**EXERCISE DESCRIPTION:**
Reproduce the records below exactly as they appear.

>> start EXERCISE INPUT

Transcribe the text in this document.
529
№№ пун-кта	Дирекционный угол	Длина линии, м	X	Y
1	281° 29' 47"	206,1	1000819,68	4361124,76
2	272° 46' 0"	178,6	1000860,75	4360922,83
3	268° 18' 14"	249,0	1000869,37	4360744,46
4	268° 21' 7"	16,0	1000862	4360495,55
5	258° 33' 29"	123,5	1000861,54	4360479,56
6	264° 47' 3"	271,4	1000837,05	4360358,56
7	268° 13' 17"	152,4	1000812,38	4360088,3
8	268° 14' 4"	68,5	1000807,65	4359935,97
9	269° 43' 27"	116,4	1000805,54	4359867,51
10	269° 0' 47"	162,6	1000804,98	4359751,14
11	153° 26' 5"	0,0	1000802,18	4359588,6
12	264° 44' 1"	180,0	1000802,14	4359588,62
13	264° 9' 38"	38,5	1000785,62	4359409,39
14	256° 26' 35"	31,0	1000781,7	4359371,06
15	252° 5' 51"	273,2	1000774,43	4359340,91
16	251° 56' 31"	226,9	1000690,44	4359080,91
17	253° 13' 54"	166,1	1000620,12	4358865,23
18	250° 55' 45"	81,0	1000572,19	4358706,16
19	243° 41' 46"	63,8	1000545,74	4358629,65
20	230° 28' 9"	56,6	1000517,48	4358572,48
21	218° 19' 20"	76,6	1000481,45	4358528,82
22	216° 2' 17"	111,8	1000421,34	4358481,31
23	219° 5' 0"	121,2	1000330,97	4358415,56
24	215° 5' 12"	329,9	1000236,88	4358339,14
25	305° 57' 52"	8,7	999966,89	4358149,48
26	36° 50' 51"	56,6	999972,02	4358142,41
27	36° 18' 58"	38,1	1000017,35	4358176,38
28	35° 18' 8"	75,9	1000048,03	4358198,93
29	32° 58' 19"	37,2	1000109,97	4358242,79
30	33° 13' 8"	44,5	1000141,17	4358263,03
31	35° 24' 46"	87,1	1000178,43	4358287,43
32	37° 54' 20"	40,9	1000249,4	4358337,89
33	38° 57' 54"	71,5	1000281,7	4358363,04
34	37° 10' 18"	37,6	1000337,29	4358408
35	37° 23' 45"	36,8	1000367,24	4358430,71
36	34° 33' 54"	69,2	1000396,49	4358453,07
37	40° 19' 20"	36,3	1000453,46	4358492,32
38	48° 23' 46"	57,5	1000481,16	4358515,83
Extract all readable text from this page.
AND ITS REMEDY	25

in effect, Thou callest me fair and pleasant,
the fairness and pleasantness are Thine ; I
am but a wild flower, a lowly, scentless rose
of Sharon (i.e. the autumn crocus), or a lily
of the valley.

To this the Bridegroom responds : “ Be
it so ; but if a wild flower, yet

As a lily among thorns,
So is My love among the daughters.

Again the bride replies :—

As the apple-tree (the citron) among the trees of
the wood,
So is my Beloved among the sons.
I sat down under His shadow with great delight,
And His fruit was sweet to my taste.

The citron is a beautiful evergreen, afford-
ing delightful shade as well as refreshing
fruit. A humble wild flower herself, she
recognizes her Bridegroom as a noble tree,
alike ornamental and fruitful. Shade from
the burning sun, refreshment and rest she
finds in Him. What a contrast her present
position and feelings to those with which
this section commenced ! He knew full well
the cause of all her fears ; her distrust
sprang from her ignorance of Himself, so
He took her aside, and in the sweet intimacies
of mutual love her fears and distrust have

>> end EXERCISE INPUT

**THE OUTPUT:**
Transcribe the text in this document.
529
№№ пун-кта	Дирекционный угол	Длина линии, м	X	Y
1	281° 29' 47"	206,1	1000819,68	4361124,76
2	272° 46' 0"	178,6	1000860,75	4360922,83
3	268° 18' 14"	249,0	1000869,37	4360744,46
4	268° 21' 7"	16,0	1000862	4360495,55
5	258° 33' 29"	123,5	1000861,54	4360479,56
6	264° 47' 3"	271,4	1000837,05	4360358,56
7	268° 13' 17"	152,4	1000812,38	4360088,3
8	268° 14' 4"	68,5	1000807,65	4359935,97
9	269° 43' 27"	116,4	1000805,54	4359867,51
10	269° 0' 47"	162,6	1000804,98	4359751,14
11	153° 26' 5"	0,0	1000802,18	4359588,6
12	264° 44' 1"	180,0	1000802,14	4359588,62
13	264° 9' 38"	38,5	1000785,62	4359409,39
14	256° 26' 35"	31,0	1000781,7	4359371,06
15	252° 5' 51"	273,2	1000774,43	4359340,91
16	251° 56' 31"	226,9	1000690,44	4359080,91
17	253° 13' 54"	166,1	1000620,12	4358865,23
18	250° 55' 45"	81,0	1000572,19	4358706,16
19	243° 41' 46"	63,8	1000545,74	4358629,65
20	230° 28' 9"	56,6	1000517,48	4358572,48
21	218° 19' 20"	76,6	1000481,45	4358528,82
22	216° 2' 17"	111,8	1000421,34	4358481,31
23	219° 5' 0"	121,2	1000330,97	4358415,56
24	215° 5' 12"	329,9	1000236,88	4358339,14
25	305° 57' 52"	8,7	999966,89	4358149,48
26	36° 50' 51"	56,6	999972,02	4358142,41
27	36° 18' 58"	38,1	1000017,35	4358176,38
28	35° 18' 8"	75,9	1000048,03	4358198,93
29	32° 58' 19"	37,2	1000109,97	4358242,79
30	33° 13' 8"	44,5	1000141,17	4358263,03
31	35° 24' 46"	87,1	1000178,43	4358287,43
32	37° 54' 20"	40,9	1000249,4	4358337,89
33	38° 57' 54"	71,5	1000281,7	4358363,04
34	37° 10' 18"	37,6	1000337,29	4358408
35	37° 23' 45"	36,8	1000367,24	4358430,71
36	34° 33' 54"	69,2	1000396,49	4358453,07
37	40° 19' 20"	36,3	1000453,46	4358492,32
38	48° 23' 46"	57,5	1000481,16	4358515,83
Extract all readable text from this page.
AND ITS REMEDY	25

in effect, Thou callest me fair and pleasant,
the fairness and pleasantness are Thine ; I
am but a wild flower, a lowly, scentless rose
of Sharon (i.e. the autumn crocus), or a lily
of the valley.

To this the Bridegroom responds : “ Be
it so ; but if a wild flower, yet

As a lily among thorns,
So is My love among the daughters.

Again the bride replies :—

As the apple-tree (the citron) among the trees of
the wood,
So is my Beloved among the sons.
I sat down under His shadow with great delight,
And His fruit was sweet to my taste.

The citron is a beautiful evergreen, afford-
ing delightful shade as well as refreshing
fruit. A humble wild flower herself, she
recognizes her Bridegroom as a noble tree,
alike ornamental and fruitful. Shade from
the burning sun, refreshment and rest she
finds in Him. What a contrast her present
position and feelings to those with which
this section commenced ! He knew full well
the cause of all her fears ; her distrust
sprang from her ignorance of Himself, so
He took her aside, and in the sweet intimacies
of mutual love her fears and distrust have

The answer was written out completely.